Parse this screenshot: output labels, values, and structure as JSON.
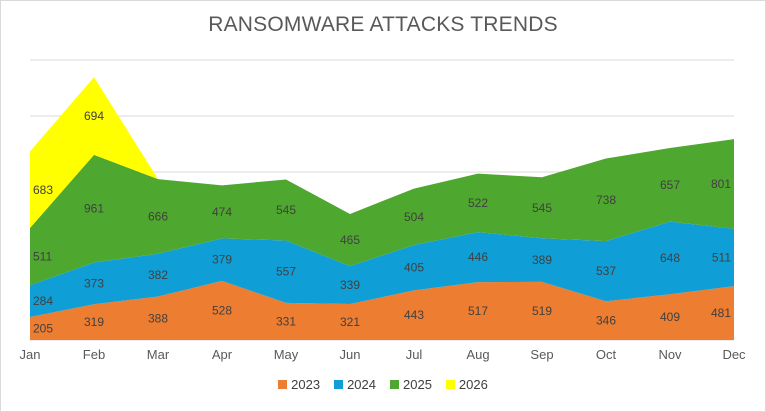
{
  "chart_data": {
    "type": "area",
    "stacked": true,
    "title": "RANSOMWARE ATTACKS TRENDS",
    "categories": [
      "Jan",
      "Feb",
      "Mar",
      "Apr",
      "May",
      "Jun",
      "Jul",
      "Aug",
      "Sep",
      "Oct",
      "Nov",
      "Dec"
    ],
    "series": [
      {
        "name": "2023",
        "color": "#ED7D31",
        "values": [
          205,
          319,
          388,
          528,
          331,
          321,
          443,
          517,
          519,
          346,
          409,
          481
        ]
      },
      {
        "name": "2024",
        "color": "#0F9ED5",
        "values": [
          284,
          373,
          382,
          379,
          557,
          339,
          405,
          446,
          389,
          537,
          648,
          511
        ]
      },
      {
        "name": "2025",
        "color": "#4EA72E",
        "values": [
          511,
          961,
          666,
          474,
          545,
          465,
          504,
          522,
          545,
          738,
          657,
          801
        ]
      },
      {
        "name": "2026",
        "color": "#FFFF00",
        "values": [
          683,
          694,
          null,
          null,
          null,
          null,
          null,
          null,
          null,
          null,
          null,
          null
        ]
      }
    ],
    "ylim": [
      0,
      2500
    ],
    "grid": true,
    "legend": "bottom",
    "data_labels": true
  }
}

WRITTEN REQUEST:
Repeat the entries exactly and keep the pictures out of the copy.

FINAL ANSWER:
Parse this screenshot: output labels, values, and structure as JSON.
{
  "chart_data": {
    "type": "area",
    "stacked": true,
    "title": "RANSOMWARE ATTACKS TRENDS",
    "categories": [
      "Jan",
      "Feb",
      "Mar",
      "Apr",
      "May",
      "Jun",
      "Jul",
      "Aug",
      "Sep",
      "Oct",
      "Nov",
      "Dec"
    ],
    "series": [
      {
        "name": "2023",
        "color": "#ED7D31",
        "values": [
          205,
          319,
          388,
          528,
          331,
          321,
          443,
          517,
          519,
          346,
          409,
          481
        ]
      },
      {
        "name": "2024",
        "color": "#0F9ED5",
        "values": [
          284,
          373,
          382,
          379,
          557,
          339,
          405,
          446,
          389,
          537,
          648,
          511
        ]
      },
      {
        "name": "2025",
        "color": "#4EA72E",
        "values": [
          511,
          961,
          666,
          474,
          545,
          465,
          504,
          522,
          545,
          738,
          657,
          801
        ]
      },
      {
        "name": "2026",
        "color": "#FFFF00",
        "values": [
          683,
          694,
          null,
          null,
          null,
          null,
          null,
          null,
          null,
          null,
          null,
          null
        ]
      }
    ],
    "ylim": [
      0,
      2500
    ],
    "grid": true,
    "legend": "bottom",
    "data_labels": true
  }
}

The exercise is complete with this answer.